## Start TASK INPUT

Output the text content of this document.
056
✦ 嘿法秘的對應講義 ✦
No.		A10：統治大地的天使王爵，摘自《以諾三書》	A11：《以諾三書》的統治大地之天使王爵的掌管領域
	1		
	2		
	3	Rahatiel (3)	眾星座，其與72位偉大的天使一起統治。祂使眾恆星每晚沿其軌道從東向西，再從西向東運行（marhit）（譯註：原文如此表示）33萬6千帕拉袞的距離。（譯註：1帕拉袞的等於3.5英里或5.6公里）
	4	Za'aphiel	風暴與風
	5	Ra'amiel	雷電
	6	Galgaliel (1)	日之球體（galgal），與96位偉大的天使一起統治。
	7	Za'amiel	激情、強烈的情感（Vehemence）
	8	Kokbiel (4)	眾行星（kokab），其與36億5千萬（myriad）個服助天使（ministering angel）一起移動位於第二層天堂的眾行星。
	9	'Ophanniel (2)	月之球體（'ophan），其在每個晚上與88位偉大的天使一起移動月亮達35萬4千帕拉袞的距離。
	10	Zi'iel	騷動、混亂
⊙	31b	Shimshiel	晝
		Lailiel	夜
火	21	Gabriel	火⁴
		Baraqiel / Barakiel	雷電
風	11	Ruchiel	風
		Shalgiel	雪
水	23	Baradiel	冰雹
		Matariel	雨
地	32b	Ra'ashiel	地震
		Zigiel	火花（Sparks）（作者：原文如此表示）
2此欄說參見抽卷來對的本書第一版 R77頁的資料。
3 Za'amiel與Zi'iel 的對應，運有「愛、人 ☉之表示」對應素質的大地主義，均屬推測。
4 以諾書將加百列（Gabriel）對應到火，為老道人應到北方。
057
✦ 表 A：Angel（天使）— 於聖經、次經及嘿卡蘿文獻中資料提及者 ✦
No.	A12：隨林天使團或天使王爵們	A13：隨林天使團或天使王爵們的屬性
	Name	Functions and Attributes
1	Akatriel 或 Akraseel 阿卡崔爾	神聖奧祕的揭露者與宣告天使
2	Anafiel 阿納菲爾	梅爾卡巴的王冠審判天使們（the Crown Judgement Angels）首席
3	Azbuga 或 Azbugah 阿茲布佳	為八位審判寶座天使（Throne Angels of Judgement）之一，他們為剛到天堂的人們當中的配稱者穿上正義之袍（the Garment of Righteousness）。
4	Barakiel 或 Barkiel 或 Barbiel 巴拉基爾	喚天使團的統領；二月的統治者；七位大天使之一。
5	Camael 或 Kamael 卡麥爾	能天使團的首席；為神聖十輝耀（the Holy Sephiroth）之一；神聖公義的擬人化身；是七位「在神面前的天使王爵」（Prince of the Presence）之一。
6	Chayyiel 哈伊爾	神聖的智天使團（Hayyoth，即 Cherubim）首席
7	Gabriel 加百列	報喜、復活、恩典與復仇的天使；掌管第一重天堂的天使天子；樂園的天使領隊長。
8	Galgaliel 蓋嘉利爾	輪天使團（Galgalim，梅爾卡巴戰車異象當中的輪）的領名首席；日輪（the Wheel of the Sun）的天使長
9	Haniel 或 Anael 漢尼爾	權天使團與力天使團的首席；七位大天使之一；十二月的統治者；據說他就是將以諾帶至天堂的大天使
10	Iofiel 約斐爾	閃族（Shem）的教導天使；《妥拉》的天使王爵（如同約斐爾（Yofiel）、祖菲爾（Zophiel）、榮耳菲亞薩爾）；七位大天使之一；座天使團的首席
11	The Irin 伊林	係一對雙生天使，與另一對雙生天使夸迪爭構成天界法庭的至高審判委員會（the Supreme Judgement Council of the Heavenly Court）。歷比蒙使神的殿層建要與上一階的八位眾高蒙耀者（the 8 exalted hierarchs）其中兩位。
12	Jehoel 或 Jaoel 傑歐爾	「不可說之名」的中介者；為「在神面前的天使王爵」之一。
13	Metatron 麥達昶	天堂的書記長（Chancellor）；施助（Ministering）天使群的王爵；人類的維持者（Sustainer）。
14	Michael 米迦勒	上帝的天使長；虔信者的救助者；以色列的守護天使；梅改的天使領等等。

## End TASK INPUT

> EXERCISE GOAL
Without omitting anything, output the entries exactly.

> EXPECTED ANSWER
Output the text content of this document.
056
✦ 嘿法秘的對應講義 ✦
No.		A10：統治大地的天使王爵，摘自《以諾三書》	A11：《以諾三書》的統治大地之天使王爵的掌管領域
	1		
	2		
	3	Rahatiel (3)	眾星座，其與72位偉大的天使一起統治。祂使眾恆星每晚沿其軌道從東向西，再從西向東運行（marhit）（譯註：原文如此表示）33萬6千帕拉袞的距離。（譯註：1帕拉袞的等於3.5英里或5.6公里）
	4	Za'aphiel	風暴與風
	5	Ra'amiel	雷電
	6	Galgaliel (1)	日之球體（galgal），與96位偉大的天使一起統治。
	7	Za'amiel	激情、強烈的情感（Vehemence）
	8	Kokbiel (4)	眾行星（kokab），其與36億5千萬（myriad）個服助天使（ministering angel）一起移動位於第二層天堂的眾行星。
	9	'Ophanniel (2)	月之球體（'ophan），其在每個晚上與88位偉大的天使一起移動月亮達35萬4千帕拉袞的距離。
	10	Zi'iel	騷動、混亂
⊙	31b	Shimshiel	晝
		Lailiel	夜
火	21	Gabriel	火⁴
		Baraqiel / Barakiel	雷電
風	11	Ruchiel	風
		Shalgiel	雪
水	23	Baradiel	冰雹
		Matariel	雨
地	32b	Ra'ashiel	地震
		Zigiel	火花（Sparks）（作者：原文如此表示）
2此欄說參見抽卷來對的本書第一版 R77頁的資料。
3 Za'amiel與Zi'iel 的對應，運有「愛、人 ☉之表示」對應素質的大地主義，均屬推測。
4 以諾書將加百列（Gabriel）對應到火，為老道人應到北方。
057
✦ 表 A：Angel（天使）— 於聖經、次經及嘿卡蘿文獻中資料提及者 ✦
No.	A12：隨林天使團或天使王爵們	A13：隨林天使團或天使王爵們的屬性
	Name	Functions and Attributes
1	Akatriel 或 Akraseel 阿卡崔爾	神聖奧祕的揭露者與宣告天使
2	Anafiel 阿納菲爾	梅爾卡巴的王冠審判天使們（the Crown Judgement Angels）首席
3	Azbuga 或 Azbugah 阿茲布佳	為八位審判寶座天使（Throne Angels of Judgement）之一，他們為剛到天堂的人們當中的配稱者穿上正義之袍（the Garment of Righteousness）。
4	Barakiel 或 Barkiel 或 Barbiel 巴拉基爾	喚天使團的統領；二月的統治者；七位大天使之一。
5	Camael 或 Kamael 卡麥爾	能天使團的首席；為神聖十輝耀（the Holy Sephiroth）之一；神聖公義的擬人化身；是七位「在神面前的天使王爵」（Prince of the Presence）之一。
6	Chayyiel 哈伊爾	神聖的智天使團（Hayyoth，即 Cherubim）首席
7	Gabriel 加百列	報喜、復活、恩典與復仇的天使；掌管第一重天堂的天使天子；樂園的天使領隊長。
8	Galgaliel 蓋嘉利爾	輪天使團（Galgalim，梅爾卡巴戰車異象當中的輪）的領名首席；日輪（the Wheel of the Sun）的天使長
9	Haniel 或 Anael 漢尼爾	權天使團與力天使團的首席；七位大天使之一；十二月的統治者；據說他就是將以諾帶至天堂的大天使
10	Iofiel 約斐爾	閃族（Shem）的教導天使；《妥拉》的天使王爵（如同約斐爾（Yofiel）、祖菲爾（Zophiel）、榮耳菲亞薩爾）；七位大天使之一；座天使團的首席
11	The Irin 伊林	係一對雙生天使，與另一對雙生天使夸迪爭構成天界法庭的至高審判委員會（the Supreme Judgement Council of the Heavenly Court）。歷比蒙使神的殿層建要與上一階的八位眾高蒙耀者（the 8 exalted hierarchs）其中兩位。
12	Jehoel 或 Jaoel 傑歐爾	「不可說之名」的中介者；為「在神面前的天使王爵」之一。
13	Metatron 麥達昶	天堂的書記長（Chancellor）；施助（Ministering）天使群的王爵；人類的維持者（Sustainer）。
14	Michael 米迦勒	上帝的天使長；虔信者的救助者；以色列的守護天使；梅改的天使領等等。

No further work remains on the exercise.